> Directive: Your task is to print all of the material verbatim.

> Records to use:
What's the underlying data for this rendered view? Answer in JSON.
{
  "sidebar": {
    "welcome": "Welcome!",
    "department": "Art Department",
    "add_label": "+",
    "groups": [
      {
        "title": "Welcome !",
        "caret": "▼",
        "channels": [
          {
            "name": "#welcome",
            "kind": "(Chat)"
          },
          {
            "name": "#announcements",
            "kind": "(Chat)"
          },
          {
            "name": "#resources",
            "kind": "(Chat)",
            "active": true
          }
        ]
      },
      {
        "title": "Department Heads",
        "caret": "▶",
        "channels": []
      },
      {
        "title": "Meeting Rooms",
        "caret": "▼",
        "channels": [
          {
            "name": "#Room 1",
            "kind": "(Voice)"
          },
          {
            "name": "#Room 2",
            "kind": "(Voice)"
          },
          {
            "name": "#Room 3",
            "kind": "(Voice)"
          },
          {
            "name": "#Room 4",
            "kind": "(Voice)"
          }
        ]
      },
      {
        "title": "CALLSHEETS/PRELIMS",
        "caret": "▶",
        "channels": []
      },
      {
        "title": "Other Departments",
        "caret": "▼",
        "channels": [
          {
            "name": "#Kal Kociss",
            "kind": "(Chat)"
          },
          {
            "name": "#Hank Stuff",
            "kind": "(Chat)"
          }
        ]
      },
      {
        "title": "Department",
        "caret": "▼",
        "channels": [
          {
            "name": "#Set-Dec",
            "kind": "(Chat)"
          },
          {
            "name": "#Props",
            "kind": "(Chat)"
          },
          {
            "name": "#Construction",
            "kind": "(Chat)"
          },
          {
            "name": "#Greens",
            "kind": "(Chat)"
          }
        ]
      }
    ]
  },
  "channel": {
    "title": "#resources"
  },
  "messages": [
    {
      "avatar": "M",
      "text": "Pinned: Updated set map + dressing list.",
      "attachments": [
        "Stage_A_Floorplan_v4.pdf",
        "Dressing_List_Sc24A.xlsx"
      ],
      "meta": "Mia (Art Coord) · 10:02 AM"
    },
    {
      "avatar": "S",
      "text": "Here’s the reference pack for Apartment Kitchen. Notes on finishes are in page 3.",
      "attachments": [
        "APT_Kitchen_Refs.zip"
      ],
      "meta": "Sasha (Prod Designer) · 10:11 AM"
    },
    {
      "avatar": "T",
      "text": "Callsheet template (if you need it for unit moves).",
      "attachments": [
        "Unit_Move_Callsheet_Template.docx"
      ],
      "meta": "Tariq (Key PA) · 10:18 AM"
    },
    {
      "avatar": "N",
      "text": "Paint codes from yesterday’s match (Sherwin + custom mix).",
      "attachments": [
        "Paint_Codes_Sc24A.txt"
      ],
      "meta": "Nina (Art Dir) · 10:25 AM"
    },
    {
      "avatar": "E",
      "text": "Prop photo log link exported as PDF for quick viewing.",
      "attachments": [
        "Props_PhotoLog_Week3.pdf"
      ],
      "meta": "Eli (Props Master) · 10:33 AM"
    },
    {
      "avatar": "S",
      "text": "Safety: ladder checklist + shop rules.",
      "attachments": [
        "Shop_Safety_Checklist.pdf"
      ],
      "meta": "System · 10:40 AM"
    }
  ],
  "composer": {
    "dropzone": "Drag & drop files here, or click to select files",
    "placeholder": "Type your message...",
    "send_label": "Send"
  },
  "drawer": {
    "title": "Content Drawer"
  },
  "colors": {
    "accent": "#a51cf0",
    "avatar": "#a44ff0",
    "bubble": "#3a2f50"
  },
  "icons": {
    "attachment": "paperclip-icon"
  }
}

> Written solution:
What's the underlying data for this rendered view? Answer in JSON.
{
  "sidebar": {
    "welcome": "Welcome!",
    "department": "Art Department",
    "add_label": "+",
    "groups": [
      {
        "title": "Welcome !",
        "caret": "▼",
        "channels": [
          {
            "name": "#welcome",
            "kind": "(Chat)"
          },
          {
            "name": "#announcements",
            "kind": "(Chat)"
          },
          {
            "name": "#resources",
            "kind": "(Chat)",
            "active": true
          }
        ]
      },
      {
        "title": "Department Heads",
        "caret": "▶",
        "channels": []
      },
      {
        "title": "Meeting Rooms",
        "caret": "▼",
        "channels": [
          {
            "name": "#Room 1",
            "kind": "(Voice)"
          },
          {
            "name": "#Room 2",
            "kind": "(Voice)"
          },
          {
            "name": "#Room 3",
            "kind": "(Voice)"
          },
          {
            "name": "#Room 4",
            "kind": "(Voice)"
          }
        ]
      },
      {
        "title": "CALLSHEETS/PRELIMS",
        "caret": "▶",
        "channels": []
      },
      {
        "title": "Other Departments",
        "caret": "▼",
        "channels": [
          {
            "name": "#Kal Kociss",
            "kind": "(Chat)"
          },
          {
            "name": "#Hank Stuff",
            "kind": "(Chat)"
          }
        ]
      },
      {
        "title": "Department",
        "caret": "▼",
        "channels": [
          {
            "name": "#Set-Dec",
            "kind": "(Chat)"
          },
          {
            "name": "#Props",
            "kind": "(Chat)"
          },
          {
            "name": "#Construction",
            "kind": "(Chat)"
          },
          {
            "name": "#Greens",
            "kind": "(Chat)"
          }
        ]
      }
    ]
  },
  "channel": {
    "title": "#resources"
  },
  "messages": [
    {
      "avatar": "M",
      "text": "Pinned: Updated set map + dressing list.",
      "attachments": [
        "Stage_A_Floorplan_v4.pdf",
        "Dressing_List_Sc24A.xlsx"
      ],
      "meta": "Mia (Art Coord) · 10:02 AM"
    },
    {
      "avatar": "S",
      "text": "Here’s the reference pack for Apartment Kitchen. Notes on finishes are in page 3.",
      "attachments": [
        "APT_Kitchen_Refs.zip"
      ],
      "meta": "Sasha (Prod Designer) · 10:11 AM"
    },
    {
      "avatar": "T",
      "text": "Callsheet template (if you need it for unit moves).",
      "attachments": [
        "Unit_Move_Callsheet_Template.docx"
      ],
      "meta": "Tariq (Key PA) · 10:18 AM"
    },
    {
      "avatar": "N",
      "text": "Paint codes from yesterday’s match (Sherwin + custom mix).",
      "attachments": [
        "Paint_Codes_Sc24A.txt"
      ],
      "meta": "Nina (Art Dir) · 10:25 AM"
    },
    {
      "avatar": "E",
      "text": "Prop photo log link exported as PDF for quick viewing.",
      "attachments": [
        "Props_PhotoLog_Week3.pdf"
      ],
      "meta": "Eli (Props Master) · 10:33 AM"
    },
    {
      "avatar": "S",
      "text": "Safety: ladder checklist + shop rules.",
      "attachments": [
        "Shop_Safety_Checklist.pdf"
      ],
      "meta": "System · 10:40 AM"
    }
  ],
  "composer": {
    "dropzone": "Drag & drop files here, or click to select files",
    "placeholder": "Type your message...",
    "send_label": "Send"
  },
  "drawer": {
    "title": "Content Drawer"
  },
  "colors": {
    "accent": "#a51cf0",
    "avatar": "#a44ff0",
    "bubble": "#3a2f50"
  },
  "icons": {
    "attachment": "paperclip-icon"
  }
}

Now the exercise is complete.